* _EXERCISE BRIEF_
Go through the records and extract every line with the word "xlabel".

(Figure contents as structured data)
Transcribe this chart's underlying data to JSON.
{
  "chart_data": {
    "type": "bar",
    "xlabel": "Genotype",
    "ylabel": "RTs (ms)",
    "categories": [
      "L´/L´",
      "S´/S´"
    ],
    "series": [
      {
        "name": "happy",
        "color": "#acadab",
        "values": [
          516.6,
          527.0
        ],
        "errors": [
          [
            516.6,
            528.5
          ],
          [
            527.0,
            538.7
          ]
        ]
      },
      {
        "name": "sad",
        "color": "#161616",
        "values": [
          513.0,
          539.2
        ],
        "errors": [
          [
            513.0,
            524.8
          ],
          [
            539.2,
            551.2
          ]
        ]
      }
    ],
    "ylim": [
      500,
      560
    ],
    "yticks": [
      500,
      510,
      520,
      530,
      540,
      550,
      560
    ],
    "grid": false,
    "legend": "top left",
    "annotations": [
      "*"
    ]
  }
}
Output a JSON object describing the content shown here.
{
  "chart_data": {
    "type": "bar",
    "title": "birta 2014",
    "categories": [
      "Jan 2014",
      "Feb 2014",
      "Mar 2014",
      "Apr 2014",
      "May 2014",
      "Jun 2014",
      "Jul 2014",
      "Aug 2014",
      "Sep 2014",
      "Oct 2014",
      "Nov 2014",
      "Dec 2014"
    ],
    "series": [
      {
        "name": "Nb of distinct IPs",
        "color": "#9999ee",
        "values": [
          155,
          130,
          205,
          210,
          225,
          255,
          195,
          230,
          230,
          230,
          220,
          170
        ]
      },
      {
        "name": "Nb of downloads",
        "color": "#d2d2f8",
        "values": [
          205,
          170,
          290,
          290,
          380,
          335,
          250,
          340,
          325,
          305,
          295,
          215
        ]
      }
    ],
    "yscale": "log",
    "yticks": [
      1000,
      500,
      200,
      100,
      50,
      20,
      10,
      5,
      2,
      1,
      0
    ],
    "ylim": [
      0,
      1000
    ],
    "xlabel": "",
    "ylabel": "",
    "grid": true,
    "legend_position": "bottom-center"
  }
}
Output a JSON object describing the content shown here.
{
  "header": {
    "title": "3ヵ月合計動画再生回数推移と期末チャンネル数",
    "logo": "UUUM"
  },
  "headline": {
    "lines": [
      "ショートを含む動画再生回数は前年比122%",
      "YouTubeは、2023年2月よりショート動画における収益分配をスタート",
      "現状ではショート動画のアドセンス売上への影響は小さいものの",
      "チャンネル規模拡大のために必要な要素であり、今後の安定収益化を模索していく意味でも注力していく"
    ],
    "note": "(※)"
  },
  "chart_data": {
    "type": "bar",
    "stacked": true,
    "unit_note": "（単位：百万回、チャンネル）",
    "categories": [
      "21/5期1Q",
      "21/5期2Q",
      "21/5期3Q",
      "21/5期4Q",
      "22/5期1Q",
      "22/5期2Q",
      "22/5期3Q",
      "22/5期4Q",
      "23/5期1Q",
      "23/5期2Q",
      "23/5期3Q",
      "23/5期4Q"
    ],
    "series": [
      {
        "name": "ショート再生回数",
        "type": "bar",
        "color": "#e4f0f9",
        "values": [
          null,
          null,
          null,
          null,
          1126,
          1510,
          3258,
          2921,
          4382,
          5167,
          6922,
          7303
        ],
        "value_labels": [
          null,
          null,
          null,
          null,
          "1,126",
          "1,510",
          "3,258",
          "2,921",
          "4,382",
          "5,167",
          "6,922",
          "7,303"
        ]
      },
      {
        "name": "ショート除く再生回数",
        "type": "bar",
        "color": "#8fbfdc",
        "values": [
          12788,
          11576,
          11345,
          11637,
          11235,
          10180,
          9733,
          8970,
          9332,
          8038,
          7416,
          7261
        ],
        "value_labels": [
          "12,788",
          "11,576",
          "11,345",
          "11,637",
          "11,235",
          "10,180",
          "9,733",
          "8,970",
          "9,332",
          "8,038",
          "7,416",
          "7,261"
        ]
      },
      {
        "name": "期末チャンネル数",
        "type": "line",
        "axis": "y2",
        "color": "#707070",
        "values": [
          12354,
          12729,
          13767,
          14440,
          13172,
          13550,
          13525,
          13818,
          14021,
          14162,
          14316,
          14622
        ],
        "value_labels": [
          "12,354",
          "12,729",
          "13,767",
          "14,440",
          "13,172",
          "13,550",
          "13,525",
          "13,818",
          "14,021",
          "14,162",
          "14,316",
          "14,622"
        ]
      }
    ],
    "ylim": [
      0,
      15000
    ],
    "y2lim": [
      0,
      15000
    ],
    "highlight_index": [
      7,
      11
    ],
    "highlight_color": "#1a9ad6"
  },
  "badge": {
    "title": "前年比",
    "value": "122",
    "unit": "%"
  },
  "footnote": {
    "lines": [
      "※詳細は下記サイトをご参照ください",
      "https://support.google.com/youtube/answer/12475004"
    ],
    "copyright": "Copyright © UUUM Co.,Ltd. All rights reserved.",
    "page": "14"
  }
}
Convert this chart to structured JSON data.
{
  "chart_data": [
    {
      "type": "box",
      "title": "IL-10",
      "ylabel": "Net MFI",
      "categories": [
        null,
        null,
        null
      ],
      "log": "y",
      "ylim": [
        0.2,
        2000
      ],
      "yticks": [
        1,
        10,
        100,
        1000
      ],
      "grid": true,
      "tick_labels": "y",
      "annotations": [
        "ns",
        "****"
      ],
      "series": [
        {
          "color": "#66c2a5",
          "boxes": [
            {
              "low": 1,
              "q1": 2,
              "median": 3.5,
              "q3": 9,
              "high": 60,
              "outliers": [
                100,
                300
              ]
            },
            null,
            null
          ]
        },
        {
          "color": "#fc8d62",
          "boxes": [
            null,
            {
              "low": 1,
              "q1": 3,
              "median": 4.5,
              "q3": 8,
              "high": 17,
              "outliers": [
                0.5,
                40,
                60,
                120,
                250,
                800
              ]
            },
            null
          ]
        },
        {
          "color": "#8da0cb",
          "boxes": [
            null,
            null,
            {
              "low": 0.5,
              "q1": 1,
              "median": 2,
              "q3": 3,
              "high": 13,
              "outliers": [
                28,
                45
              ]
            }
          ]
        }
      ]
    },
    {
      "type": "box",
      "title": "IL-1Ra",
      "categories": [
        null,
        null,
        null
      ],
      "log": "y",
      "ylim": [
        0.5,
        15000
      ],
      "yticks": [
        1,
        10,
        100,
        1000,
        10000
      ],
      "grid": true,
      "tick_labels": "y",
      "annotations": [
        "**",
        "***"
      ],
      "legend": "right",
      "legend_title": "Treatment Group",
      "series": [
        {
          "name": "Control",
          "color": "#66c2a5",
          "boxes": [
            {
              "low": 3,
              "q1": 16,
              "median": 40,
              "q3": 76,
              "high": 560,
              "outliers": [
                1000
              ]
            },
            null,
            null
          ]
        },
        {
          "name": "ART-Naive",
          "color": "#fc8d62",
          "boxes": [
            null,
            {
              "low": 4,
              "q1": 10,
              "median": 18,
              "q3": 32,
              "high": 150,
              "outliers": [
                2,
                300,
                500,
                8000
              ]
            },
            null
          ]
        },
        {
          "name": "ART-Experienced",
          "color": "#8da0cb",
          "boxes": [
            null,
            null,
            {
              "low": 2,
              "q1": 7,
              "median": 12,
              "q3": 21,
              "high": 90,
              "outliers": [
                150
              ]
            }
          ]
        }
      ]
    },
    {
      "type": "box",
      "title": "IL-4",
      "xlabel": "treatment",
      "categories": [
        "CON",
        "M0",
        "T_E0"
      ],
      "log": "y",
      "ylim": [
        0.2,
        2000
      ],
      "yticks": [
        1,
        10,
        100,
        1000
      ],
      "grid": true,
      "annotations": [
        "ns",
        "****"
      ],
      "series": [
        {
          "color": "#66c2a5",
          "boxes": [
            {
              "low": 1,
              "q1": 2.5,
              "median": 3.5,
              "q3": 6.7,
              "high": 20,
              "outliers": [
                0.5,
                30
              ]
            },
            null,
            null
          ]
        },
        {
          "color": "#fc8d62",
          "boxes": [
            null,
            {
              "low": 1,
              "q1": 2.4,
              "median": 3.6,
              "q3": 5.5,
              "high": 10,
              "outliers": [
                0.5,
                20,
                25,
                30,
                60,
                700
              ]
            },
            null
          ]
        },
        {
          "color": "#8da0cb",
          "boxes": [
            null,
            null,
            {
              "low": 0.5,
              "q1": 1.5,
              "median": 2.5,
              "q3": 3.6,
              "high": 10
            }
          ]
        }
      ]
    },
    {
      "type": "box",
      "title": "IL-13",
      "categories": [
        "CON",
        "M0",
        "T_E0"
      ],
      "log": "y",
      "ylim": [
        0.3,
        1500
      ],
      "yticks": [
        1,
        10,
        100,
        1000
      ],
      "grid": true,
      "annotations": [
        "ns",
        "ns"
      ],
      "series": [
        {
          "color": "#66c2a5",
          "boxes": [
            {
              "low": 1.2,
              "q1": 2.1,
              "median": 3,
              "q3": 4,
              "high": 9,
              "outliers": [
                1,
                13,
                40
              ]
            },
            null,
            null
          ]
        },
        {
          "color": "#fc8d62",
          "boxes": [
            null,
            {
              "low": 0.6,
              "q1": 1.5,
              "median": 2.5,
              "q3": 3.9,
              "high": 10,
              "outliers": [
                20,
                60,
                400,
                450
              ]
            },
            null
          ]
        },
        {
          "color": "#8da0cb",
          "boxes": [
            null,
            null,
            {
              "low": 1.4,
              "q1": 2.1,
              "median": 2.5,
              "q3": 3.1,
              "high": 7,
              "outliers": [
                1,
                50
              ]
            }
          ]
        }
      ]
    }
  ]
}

* _REPLY TO THE EXERCISE_
    "xlabel": "Genotype",
    "xlabel": "",
      "xlabel": "treatment",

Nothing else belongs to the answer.